◆ Set problem: Repeat the entries below exactly as they appear, with no pictures.

[Dataset rows]
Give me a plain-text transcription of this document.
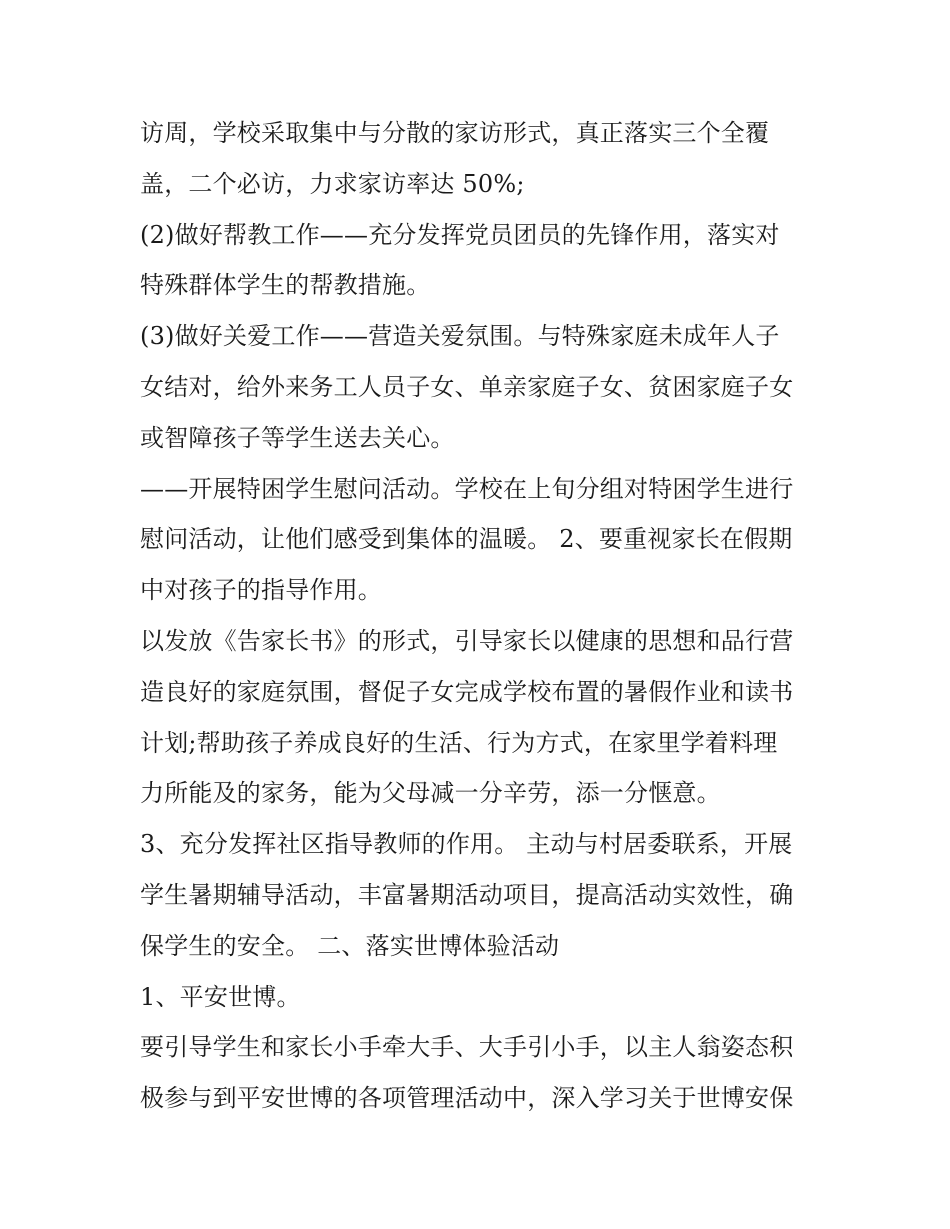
访周，学校采取集中与分散的家访形式，真正落实三个全覆
盖，二个必访，力求家访率达 50%;
(2)做好帮教工作——充分发挥党员团员的先锋作用，落实对
特殊群体学生的帮教措施。
(3)做好关爱工作——营造关爱氛围。与特殊家庭未成年人子
女结对，给外来务工人员子女、单亲家庭子女、贫困家庭子女
或智障孩子等学生送去关心。
——开展特困学生慰问活动。学校在上旬分组对特困学生进行
慰问活动，让他们感受到集体的温暖。 2、要重视家长在假期
中对孩子的指导作用。
以发放《告家长书》的形式，引导家长以健康的思想和品行营
造良好的家庭氛围，督促子女完成学校布置的暑假作业和读书
计划;帮助孩子养成良好的生活、行为方式，在家里学着料理
力所能及的家务，能为父母减一分辛劳，添一分惬意。
3、充分发挥社区指导教师的作用。 主动与村居委联系，开展
学生暑期辅导活动，丰富暑期活动项目，提高活动实效性，确
保学生的安全。 二、落实世博体验活动
1、平安世博。
要引导学生和家长小手牵大手、大手引小手，以主人翁姿态积
极参与到平安世博的各项管理活动中，深入学习关于世博安保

◆ Response to the task:
Give me a plain-text transcription of this document.
访周，学校采取集中与分散的家访形式，真正落实三个全覆
盖，二个必访，力求家访率达 50%;
(2)做好帮教工作——充分发挥党员团员的先锋作用，落实对
特殊群体学生的帮教措施。
(3)做好关爱工作——营造关爱氛围。与特殊家庭未成年人子
女结对，给外来务工人员子女、单亲家庭子女、贫困家庭子女
或智障孩子等学生送去关心。
——开展特困学生慰问活动。学校在上旬分组对特困学生进行
慰问活动，让他们感受到集体的温暖。 2、要重视家长在假期
中对孩子的指导作用。
以发放《告家长书》的形式，引导家长以健康的思想和品行营
造良好的家庭氛围，督促子女完成学校布置的暑假作业和读书
计划;帮助孩子养成良好的生活、行为方式，在家里学着料理
力所能及的家务，能为父母减一分辛劳，添一分惬意。
3、充分发挥社区指导教师的作用。 主动与村居委联系，开展
学生暑期辅导活动，丰富暑期活动项目，提高活动实效性，确
保学生的安全。 二、落实世博体验活动
1、平安世博。
要引导学生和家长小手牵大手、大手引小手，以主人翁姿态积
极参与到平安世博的各项管理活动中，深入学习关于世博安保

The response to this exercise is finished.